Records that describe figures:
══════════

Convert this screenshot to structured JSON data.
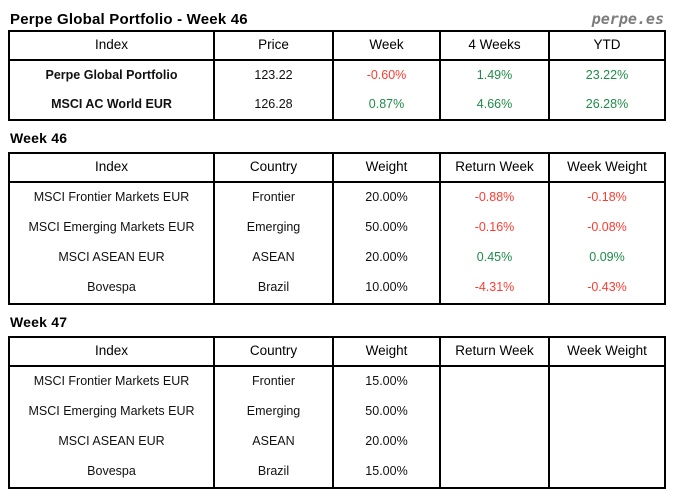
{
  "page": {
    "title": "Perpe Global Portfolio - Week 46",
    "brand": "perpe.es"
  },
  "colors": {
    "positive": "#1e8c46",
    "negative": "#ff3b30",
    "brand_gray": "#7d7d7d",
    "border": "#000000"
  },
  "summary_table": {
    "headers": [
      "Index",
      "Price",
      "Week",
      "4 Weeks",
      "YTD"
    ],
    "rows": [
      {
        "index": "Perpe Global Portfolio",
        "price": "123.22",
        "week": "-0.60%",
        "four_weeks": "1.49%",
        "ytd": "23.22%"
      },
      {
        "index": "MSCI AC World EUR",
        "price": "126.28",
        "week": "0.87%",
        "four_weeks": "4.66%",
        "ytd": "26.28%"
      }
    ]
  },
  "week46": {
    "heading": "Week 46",
    "headers": [
      "Index",
      "Country",
      "Weight",
      "Return Week",
      "Week Weight"
    ],
    "rows": [
      {
        "index": "MSCI Frontier Markets EUR",
        "country": "Frontier",
        "weight": "20.00%",
        "return_week": "-0.88%",
        "week_weight": "-0.18%"
      },
      {
        "index": "MSCI Emerging Markets EUR",
        "country": "Emerging",
        "weight": "50.00%",
        "return_week": "-0.16%",
        "week_weight": "-0.08%"
      },
      {
        "index": "MSCI ASEAN EUR",
        "country": "ASEAN",
        "weight": "20.00%",
        "return_week": "0.45%",
        "week_weight": "0.09%"
      },
      {
        "index": "Bovespa",
        "country": "Brazil",
        "weight": "10.00%",
        "return_week": "-4.31%",
        "week_weight": "-0.43%"
      }
    ]
  },
  "week47": {
    "heading": "Week 47",
    "headers": [
      "Index",
      "Country",
      "Weight",
      "Return Week",
      "Week Weight"
    ],
    "rows": [
      {
        "index": "MSCI Frontier Markets EUR",
        "country": "Frontier",
        "weight": "15.00%",
        "return_week": "",
        "week_weight": ""
      },
      {
        "index": "MSCI Emerging Markets EUR",
        "country": "Emerging",
        "weight": "50.00%",
        "return_week": "",
        "week_weight": ""
      },
      {
        "index": "MSCI ASEAN EUR",
        "country": "ASEAN",
        "weight": "20.00%",
        "return_week": "",
        "week_weight": ""
      },
      {
        "index": "Bovespa",
        "country": "Brazil",
        "weight": "15.00%",
        "return_week": "",
        "week_weight": ""
      }
    ]
  }
}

══════════

→ Directions:
Transcribe the records above exactly as they appear, leaving out any pictures.

→ Worked answer:
Convert this screenshot to structured JSON data.
{
  "page": {
    "title": "Perpe Global Portfolio - Week 46",
    "brand": "perpe.es"
  },
  "colors": {
    "positive": "#1e8c46",
    "negative": "#ff3b30",
    "brand_gray": "#7d7d7d",
    "border": "#000000"
  },
  "summary_table": {
    "headers": [
      "Index",
      "Price",
      "Week",
      "4 Weeks",
      "YTD"
    ],
    "rows": [
      {
        "index": "Perpe Global Portfolio",
        "price": "123.22",
        "week": "-0.60%",
        "four_weeks": "1.49%",
        "ytd": "23.22%"
      },
      {
        "index": "MSCI AC World EUR",
        "price": "126.28",
        "week": "0.87%",
        "four_weeks": "4.66%",
        "ytd": "26.28%"
      }
    ]
  },
  "week46": {
    "heading": "Week 46",
    "headers": [
      "Index",
      "Country",
      "Weight",
      "Return Week",
      "Week Weight"
    ],
    "rows": [
      {
        "index": "MSCI Frontier Markets EUR",
        "country": "Frontier",
        "weight": "20.00%",
        "return_week": "-0.88%",
        "week_weight": "-0.18%"
      },
      {
        "index": "MSCI Emerging Markets EUR",
        "country": "Emerging",
        "weight": "50.00%",
        "return_week": "-0.16%",
        "week_weight": "-0.08%"
      },
      {
        "index": "MSCI ASEAN EUR",
        "country": "ASEAN",
        "weight": "20.00%",
        "return_week": "0.45%",
        "week_weight": "0.09%"
      },
      {
        "index": "Bovespa",
        "country": "Brazil",
        "weight": "10.00%",
        "return_week": "-4.31%",
        "week_weight": "-0.43%"
      }
    ]
  },
  "week47": {
    "heading": "Week 47",
    "headers": [
      "Index",
      "Country",
      "Weight",
      "Return Week",
      "Week Weight"
    ],
    "rows": [
      {
        "index": "MSCI Frontier Markets EUR",
        "country": "Frontier",
        "weight": "15.00%",
        "return_week": "",
        "week_weight": ""
      },
      {
        "index": "MSCI Emerging Markets EUR",
        "country": "Emerging",
        "weight": "50.00%",
        "return_week": "",
        "week_weight": ""
      },
      {
        "index": "MSCI ASEAN EUR",
        "country": "ASEAN",
        "weight": "20.00%",
        "return_week": "",
        "week_weight": ""
      },
      {
        "index": "Bovespa",
        "country": "Brazil",
        "weight": "15.00%",
        "return_week": "",
        "week_weight": ""
      }
    ]
  }
}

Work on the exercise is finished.